:: Material provided ::

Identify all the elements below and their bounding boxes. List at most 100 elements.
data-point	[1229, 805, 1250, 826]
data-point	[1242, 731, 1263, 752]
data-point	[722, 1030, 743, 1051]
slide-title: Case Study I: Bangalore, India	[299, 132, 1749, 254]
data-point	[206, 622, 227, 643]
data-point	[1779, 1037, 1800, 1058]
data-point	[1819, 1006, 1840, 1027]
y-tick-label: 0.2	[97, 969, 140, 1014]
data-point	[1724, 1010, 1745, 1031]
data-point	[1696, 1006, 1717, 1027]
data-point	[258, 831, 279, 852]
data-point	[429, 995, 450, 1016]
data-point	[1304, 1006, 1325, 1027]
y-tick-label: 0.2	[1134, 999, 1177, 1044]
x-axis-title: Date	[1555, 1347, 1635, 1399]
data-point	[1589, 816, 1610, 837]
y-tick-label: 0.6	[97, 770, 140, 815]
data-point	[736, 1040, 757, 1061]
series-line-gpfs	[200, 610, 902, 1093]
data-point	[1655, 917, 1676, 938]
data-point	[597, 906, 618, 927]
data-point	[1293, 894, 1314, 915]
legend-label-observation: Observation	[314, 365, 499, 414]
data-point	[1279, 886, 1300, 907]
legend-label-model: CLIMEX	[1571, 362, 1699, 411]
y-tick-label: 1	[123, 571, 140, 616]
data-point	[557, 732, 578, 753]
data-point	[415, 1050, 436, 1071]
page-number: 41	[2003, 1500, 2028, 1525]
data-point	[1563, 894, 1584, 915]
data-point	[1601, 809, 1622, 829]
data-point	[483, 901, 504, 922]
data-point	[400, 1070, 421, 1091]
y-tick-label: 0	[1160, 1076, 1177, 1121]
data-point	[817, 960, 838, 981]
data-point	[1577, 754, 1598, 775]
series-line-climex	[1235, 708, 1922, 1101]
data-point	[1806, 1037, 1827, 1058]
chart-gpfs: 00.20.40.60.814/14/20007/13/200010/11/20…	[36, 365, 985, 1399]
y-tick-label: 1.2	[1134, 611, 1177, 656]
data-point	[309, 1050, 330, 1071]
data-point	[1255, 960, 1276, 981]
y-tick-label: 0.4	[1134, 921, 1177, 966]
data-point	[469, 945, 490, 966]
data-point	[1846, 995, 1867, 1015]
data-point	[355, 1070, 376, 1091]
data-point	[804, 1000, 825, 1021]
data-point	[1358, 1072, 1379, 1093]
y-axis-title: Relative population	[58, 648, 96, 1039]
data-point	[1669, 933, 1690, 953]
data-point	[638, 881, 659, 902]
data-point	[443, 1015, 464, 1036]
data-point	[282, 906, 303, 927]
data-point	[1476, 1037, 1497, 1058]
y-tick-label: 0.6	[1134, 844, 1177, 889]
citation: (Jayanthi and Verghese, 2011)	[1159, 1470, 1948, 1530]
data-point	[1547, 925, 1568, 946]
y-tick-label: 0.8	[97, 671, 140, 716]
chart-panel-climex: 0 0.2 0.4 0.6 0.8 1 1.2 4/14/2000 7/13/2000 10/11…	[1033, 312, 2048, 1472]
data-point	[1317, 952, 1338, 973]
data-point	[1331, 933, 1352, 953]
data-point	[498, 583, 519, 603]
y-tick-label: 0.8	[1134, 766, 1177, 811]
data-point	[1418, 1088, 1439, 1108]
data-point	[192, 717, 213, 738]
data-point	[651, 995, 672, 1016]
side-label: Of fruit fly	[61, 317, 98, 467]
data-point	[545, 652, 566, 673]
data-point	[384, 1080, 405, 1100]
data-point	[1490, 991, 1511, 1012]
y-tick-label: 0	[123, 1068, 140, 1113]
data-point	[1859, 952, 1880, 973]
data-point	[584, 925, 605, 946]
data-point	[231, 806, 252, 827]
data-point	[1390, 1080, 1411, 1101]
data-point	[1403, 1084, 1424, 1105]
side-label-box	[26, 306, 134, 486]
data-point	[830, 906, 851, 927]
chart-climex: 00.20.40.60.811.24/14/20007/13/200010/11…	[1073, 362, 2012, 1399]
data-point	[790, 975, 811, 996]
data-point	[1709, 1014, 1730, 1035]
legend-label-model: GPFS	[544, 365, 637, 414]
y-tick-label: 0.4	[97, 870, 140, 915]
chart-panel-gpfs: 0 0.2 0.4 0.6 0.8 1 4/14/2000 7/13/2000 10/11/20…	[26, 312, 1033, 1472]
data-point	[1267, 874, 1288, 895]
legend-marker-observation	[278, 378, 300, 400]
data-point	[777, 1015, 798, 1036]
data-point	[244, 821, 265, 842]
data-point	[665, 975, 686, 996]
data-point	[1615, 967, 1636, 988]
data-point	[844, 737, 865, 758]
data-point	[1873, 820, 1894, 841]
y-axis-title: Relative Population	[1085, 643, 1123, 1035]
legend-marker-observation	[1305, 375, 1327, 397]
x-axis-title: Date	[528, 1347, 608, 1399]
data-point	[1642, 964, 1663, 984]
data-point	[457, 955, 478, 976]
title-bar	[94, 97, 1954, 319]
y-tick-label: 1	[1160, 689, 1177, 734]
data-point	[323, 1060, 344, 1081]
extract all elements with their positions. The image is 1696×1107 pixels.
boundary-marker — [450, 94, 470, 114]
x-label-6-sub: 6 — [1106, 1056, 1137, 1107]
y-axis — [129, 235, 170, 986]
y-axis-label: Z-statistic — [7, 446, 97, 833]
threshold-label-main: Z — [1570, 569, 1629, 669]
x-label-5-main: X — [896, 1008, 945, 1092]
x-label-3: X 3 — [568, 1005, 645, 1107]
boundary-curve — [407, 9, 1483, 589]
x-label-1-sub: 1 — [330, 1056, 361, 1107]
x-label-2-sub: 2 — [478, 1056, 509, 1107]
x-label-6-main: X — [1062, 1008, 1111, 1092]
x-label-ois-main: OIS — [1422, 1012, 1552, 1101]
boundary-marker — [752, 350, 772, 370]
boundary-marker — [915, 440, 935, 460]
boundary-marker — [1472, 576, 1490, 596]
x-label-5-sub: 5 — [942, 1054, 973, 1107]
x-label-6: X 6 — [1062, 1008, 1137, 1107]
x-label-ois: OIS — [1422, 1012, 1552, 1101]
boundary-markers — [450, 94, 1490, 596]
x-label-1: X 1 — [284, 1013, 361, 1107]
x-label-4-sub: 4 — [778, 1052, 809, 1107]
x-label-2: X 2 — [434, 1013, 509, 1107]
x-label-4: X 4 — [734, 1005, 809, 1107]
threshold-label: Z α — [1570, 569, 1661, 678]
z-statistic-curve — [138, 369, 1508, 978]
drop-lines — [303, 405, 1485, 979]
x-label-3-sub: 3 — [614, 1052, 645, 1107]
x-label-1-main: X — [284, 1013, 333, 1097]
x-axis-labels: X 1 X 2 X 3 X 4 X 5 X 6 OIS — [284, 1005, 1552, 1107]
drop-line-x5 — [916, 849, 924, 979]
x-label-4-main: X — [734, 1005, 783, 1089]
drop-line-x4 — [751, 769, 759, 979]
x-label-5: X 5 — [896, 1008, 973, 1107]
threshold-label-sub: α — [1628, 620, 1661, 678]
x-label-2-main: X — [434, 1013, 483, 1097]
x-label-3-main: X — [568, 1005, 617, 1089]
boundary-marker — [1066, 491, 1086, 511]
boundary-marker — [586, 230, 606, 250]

:::

Goal: Reproduce all of the material above line for line, changing nothing.

Written response:
Identify all the elements below and their bounding boxes. List at most 100 elements.
data-point	[1229, 805, 1250, 826]
data-point	[1242, 731, 1263, 752]
data-point	[722, 1030, 743, 1051]
slide-title: Case Study I: Bangalore, India	[299, 132, 1749, 254]
data-point	[206, 622, 227, 643]
data-point	[1779, 1037, 1800, 1058]
data-point	[1819, 1006, 1840, 1027]
y-tick-label: 0.2	[97, 969, 140, 1014]
data-point	[1724, 1010, 1745, 1031]
data-point	[1696, 1006, 1717, 1027]
data-point	[258, 831, 279, 852]
data-point	[429, 995, 450, 1016]
data-point	[1304, 1006, 1325, 1027]
y-tick-label: 0.2	[1134, 999, 1177, 1044]
x-axis-title: Date	[1555, 1347, 1635, 1399]
data-point	[1589, 816, 1610, 837]
y-tick-label: 0.6	[97, 770, 140, 815]
data-point	[736, 1040, 757, 1061]
series-line-gpfs	[200, 610, 902, 1093]
data-point	[1655, 917, 1676, 938]
data-point	[597, 906, 618, 927]
data-point	[1293, 894, 1314, 915]
legend-label-observation: Observation	[314, 365, 499, 414]
data-point	[1279, 886, 1300, 907]
legend-label-model: CLIMEX	[1571, 362, 1699, 411]
y-tick-label: 1	[123, 571, 140, 616]
data-point	[557, 732, 578, 753]
data-point	[415, 1050, 436, 1071]
page-number: 41	[2003, 1500, 2028, 1525]
data-point	[1563, 894, 1584, 915]
data-point	[1601, 809, 1622, 829]
data-point	[483, 901, 504, 922]
data-point	[400, 1070, 421, 1091]
y-tick-label: 0	[1160, 1076, 1177, 1121]
data-point	[817, 960, 838, 981]
data-point	[1577, 754, 1598, 775]
series-line-climex	[1235, 708, 1922, 1101]
data-point	[1806, 1037, 1827, 1058]
chart-gpfs: 00.20.40.60.814/14/20007/13/200010/11/20…	[36, 365, 985, 1399]
y-tick-label: 1.2	[1134, 611, 1177, 656]
data-point	[309, 1050, 330, 1071]
data-point	[1255, 960, 1276, 981]
y-tick-label: 0.4	[1134, 921, 1177, 966]
data-point	[469, 945, 490, 966]
data-point	[1846, 995, 1867, 1015]
data-point	[355, 1070, 376, 1091]
data-point	[804, 1000, 825, 1021]
data-point	[1358, 1072, 1379, 1093]
y-axis-title: Relative population	[58, 648, 96, 1039]
data-point	[1669, 933, 1690, 953]
data-point	[638, 881, 659, 902]
data-point	[443, 1015, 464, 1036]
data-point	[282, 906, 303, 927]
data-point	[1476, 1037, 1497, 1058]
y-tick-label: 0.6	[1134, 844, 1177, 889]
citation: (Jayanthi and Verghese, 2011)	[1159, 1470, 1948, 1530]
data-point	[1547, 925, 1568, 946]
y-tick-label: 0.8	[97, 671, 140, 716]
chart-panel-climex: 0 0.2 0.4 0.6 0.8 1 1.2 4/14/2000 7/13/2000 10/11…	[1033, 312, 2048, 1472]
data-point	[1317, 952, 1338, 973]
data-point	[1331, 933, 1352, 953]
data-point	[498, 583, 519, 603]
y-tick-label: 0.8	[1134, 766, 1177, 811]
data-point	[1418, 1088, 1439, 1108]
data-point	[192, 717, 213, 738]
data-point	[651, 995, 672, 1016]
side-label: Of fruit fly	[61, 317, 98, 467]
data-point	[545, 652, 566, 673]
data-point	[384, 1080, 405, 1100]
data-point	[1490, 991, 1511, 1012]
y-tick-label: 0	[123, 1068, 140, 1113]
data-point	[1859, 952, 1880, 973]
data-point	[584, 925, 605, 946]
data-point	[231, 806, 252, 827]
data-point	[1390, 1080, 1411, 1101]
data-point	[1403, 1084, 1424, 1105]
side-label-box	[26, 306, 134, 486]
data-point	[830, 906, 851, 927]
chart-climex: 00.20.40.60.811.24/14/20007/13/200010/11…	[1073, 362, 2012, 1399]
data-point	[790, 975, 811, 996]
data-point	[1709, 1014, 1730, 1035]
legend-label-model: GPFS	[544, 365, 637, 414]
y-tick-label: 0.4	[97, 870, 140, 915]
chart-panel-gpfs: 0 0.2 0.4 0.6 0.8 1 4/14/2000 7/13/2000 10/11/20…	[26, 312, 1033, 1472]
data-point	[1267, 874, 1288, 895]
legend-marker-observation	[278, 378, 300, 400]
data-point	[777, 1015, 798, 1036]
data-point	[244, 821, 265, 842]
data-point	[665, 975, 686, 996]
data-point	[1615, 967, 1636, 988]
data-point	[844, 737, 865, 758]
data-point	[1873, 820, 1894, 841]
y-axis-title: Relative Population	[1085, 643, 1123, 1035]
legend-marker-observation	[1305, 375, 1327, 397]
x-axis-title: Date	[528, 1347, 608, 1399]
data-point	[1642, 964, 1663, 984]
data-point	[457, 955, 478, 976]
title-bar	[94, 97, 1954, 319]
y-tick-label: 1	[1160, 689, 1177, 734]
data-point	[323, 1060, 344, 1081]
extract all elements with their positions. The image is 1696×1107 pixels.
boundary-marker — [450, 94, 470, 114]
x-label-6-sub: 6 — [1106, 1056, 1137, 1107]
y-axis — [129, 235, 170, 986]
y-axis-label: Z-statistic — [7, 446, 97, 833]
threshold-label-main: Z — [1570, 569, 1629, 669]
x-label-5-main: X — [896, 1008, 945, 1092]
x-label-3: X 3 — [568, 1005, 645, 1107]
boundary-curve — [407, 9, 1483, 589]
x-label-1-sub: 1 — [330, 1056, 361, 1107]
x-label-2-sub: 2 — [478, 1056, 509, 1107]
x-label-6-main: X — [1062, 1008, 1111, 1092]
x-label-ois-main: OIS — [1422, 1012, 1552, 1101]
boundary-marker — [752, 350, 772, 370]
boundary-marker — [915, 440, 935, 460]
boundary-marker — [1472, 576, 1490, 596]
x-label-5-sub: 5 — [942, 1054, 973, 1107]
x-label-6: X 6 — [1062, 1008, 1137, 1107]
x-label-ois: OIS — [1422, 1012, 1552, 1101]
boundary-markers — [450, 94, 1490, 596]
x-label-1: X 1 — [284, 1013, 361, 1107]
x-label-4-sub: 4 — [778, 1052, 809, 1107]
x-label-2: X 2 — [434, 1013, 509, 1107]
x-label-4: X 4 — [734, 1005, 809, 1107]
threshold-label: Z α — [1570, 569, 1661, 678]
z-statistic-curve — [138, 369, 1508, 978]
drop-lines — [303, 405, 1485, 979]
x-label-3-sub: 3 — [614, 1052, 645, 1107]
x-label-1-main: X — [284, 1013, 333, 1097]
x-axis-labels: X 1 X 2 X 3 X 4 X 5 X 6 OIS — [284, 1005, 1552, 1107]
drop-line-x5 — [916, 849, 924, 979]
x-label-4-main: X — [734, 1005, 783, 1089]
drop-line-x4 — [751, 769, 759, 979]
x-label-5: X 5 — [896, 1008, 973, 1107]
threshold-label-sub: α — [1628, 620, 1661, 678]
x-label-2-main: X — [434, 1013, 483, 1097]
x-label-3-main: X — [568, 1005, 617, 1089]
boundary-marker — [1066, 491, 1086, 511]
boundary-marker — [586, 230, 606, 250]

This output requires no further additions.